◆ **WHAT TO DO**:
Present the following entries again, word for word and in full.

◆ **MATERIAL PROVIDED**:
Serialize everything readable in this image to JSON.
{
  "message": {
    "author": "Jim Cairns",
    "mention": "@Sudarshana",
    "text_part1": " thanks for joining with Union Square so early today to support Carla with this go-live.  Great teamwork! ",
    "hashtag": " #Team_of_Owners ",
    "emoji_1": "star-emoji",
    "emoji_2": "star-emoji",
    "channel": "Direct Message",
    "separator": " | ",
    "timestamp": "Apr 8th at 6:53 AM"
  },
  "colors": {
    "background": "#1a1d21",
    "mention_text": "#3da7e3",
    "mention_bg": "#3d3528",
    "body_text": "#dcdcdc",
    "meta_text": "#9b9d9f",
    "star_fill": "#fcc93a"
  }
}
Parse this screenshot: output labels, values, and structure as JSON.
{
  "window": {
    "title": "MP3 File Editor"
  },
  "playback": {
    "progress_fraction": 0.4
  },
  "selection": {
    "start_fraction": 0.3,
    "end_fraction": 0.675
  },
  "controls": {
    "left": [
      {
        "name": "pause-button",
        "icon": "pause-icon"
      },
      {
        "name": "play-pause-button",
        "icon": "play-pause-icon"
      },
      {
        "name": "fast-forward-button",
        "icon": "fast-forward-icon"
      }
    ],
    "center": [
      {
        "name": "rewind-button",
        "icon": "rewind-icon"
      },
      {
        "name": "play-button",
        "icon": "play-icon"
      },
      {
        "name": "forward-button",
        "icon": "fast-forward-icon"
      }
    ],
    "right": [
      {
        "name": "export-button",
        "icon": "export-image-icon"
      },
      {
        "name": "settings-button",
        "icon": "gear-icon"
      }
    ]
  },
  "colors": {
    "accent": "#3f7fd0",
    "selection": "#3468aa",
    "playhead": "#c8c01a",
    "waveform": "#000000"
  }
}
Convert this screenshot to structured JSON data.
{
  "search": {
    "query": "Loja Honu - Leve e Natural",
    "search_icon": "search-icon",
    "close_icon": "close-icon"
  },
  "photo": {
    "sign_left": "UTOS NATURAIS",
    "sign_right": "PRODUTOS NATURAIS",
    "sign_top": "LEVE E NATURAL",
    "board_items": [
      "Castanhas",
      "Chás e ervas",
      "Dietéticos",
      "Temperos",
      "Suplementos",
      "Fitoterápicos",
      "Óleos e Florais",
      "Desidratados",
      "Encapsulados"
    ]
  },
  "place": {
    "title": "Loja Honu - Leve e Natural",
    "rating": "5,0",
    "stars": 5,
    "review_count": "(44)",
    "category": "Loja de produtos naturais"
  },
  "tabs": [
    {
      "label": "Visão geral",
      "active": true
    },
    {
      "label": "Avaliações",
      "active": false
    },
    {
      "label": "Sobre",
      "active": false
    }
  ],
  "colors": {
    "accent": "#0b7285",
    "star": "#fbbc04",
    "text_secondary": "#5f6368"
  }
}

◆ **FINAL RESULT**:
Serialize everything readable in this image to JSON.
{
  "message": {
    "author": "Jim Cairns",
    "mention": "@Sudarshana",
    "text_part1": " thanks for joining with Union Square so early today to support Carla with this go-live.  Great teamwork! ",
    "hashtag": " #Team_of_Owners ",
    "emoji_1": "star-emoji",
    "emoji_2": "star-emoji",
    "channel": "Direct Message",
    "separator": " | ",
    "timestamp": "Apr 8th at 6:53 AM"
  },
  "colors": {
    "background": "#1a1d21",
    "mention_text": "#3da7e3",
    "mention_bg": "#3d3528",
    "body_text": "#dcdcdc",
    "meta_text": "#9b9d9f",
    "star_fill": "#fcc93a"
  }
}
Parse this screenshot: output labels, values, and structure as JSON.
{
  "window": {
    "title": "MP3 File Editor"
  },
  "playback": {
    "progress_fraction": 0.4
  },
  "selection": {
    "start_fraction": 0.3,
    "end_fraction": 0.675
  },
  "controls": {
    "left": [
      {
        "name": "pause-button",
        "icon": "pause-icon"
      },
      {
        "name": "play-pause-button",
        "icon": "play-pause-icon"
      },
      {
        "name": "fast-forward-button",
        "icon": "fast-forward-icon"
      }
    ],
    "center": [
      {
        "name": "rewind-button",
        "icon": "rewind-icon"
      },
      {
        "name": "play-button",
        "icon": "play-icon"
      },
      {
        "name": "forward-button",
        "icon": "fast-forward-icon"
      }
    ],
    "right": [
      {
        "name": "export-button",
        "icon": "export-image-icon"
      },
      {
        "name": "settings-button",
        "icon": "gear-icon"
      }
    ]
  },
  "colors": {
    "accent": "#3f7fd0",
    "selection": "#3468aa",
    "playhead": "#c8c01a",
    "waveform": "#000000"
  }
}
Convert this screenshot to structured JSON data.
{
  "search": {
    "query": "Loja Honu - Leve e Natural",
    "search_icon": "search-icon",
    "close_icon": "close-icon"
  },
  "photo": {
    "sign_left": "UTOS NATURAIS",
    "sign_right": "PRODUTOS NATURAIS",
    "sign_top": "LEVE E NATURAL",
    "board_items": [
      "Castanhas",
      "Chás e ervas",
      "Dietéticos",
      "Temperos",
      "Suplementos",
      "Fitoterápicos",
      "Óleos e Florais",
      "Desidratados",
      "Encapsulados"
    ]
  },
  "place": {
    "title": "Loja Honu - Leve e Natural",
    "rating": "5,0",
    "stars": 5,
    "review_count": "(44)",
    "category": "Loja de produtos naturais"
  },
  "tabs": [
    {
      "label": "Visão geral",
      "active": true
    },
    {
      "label": "Avaliações",
      "active": false
    },
    {
      "label": "Sobre",
      "active": false
    }
  ],
  "colors": {
    "accent": "#0b7285",
    "star": "#fbbc04",
    "text_secondary": "#5f6368"
  }
}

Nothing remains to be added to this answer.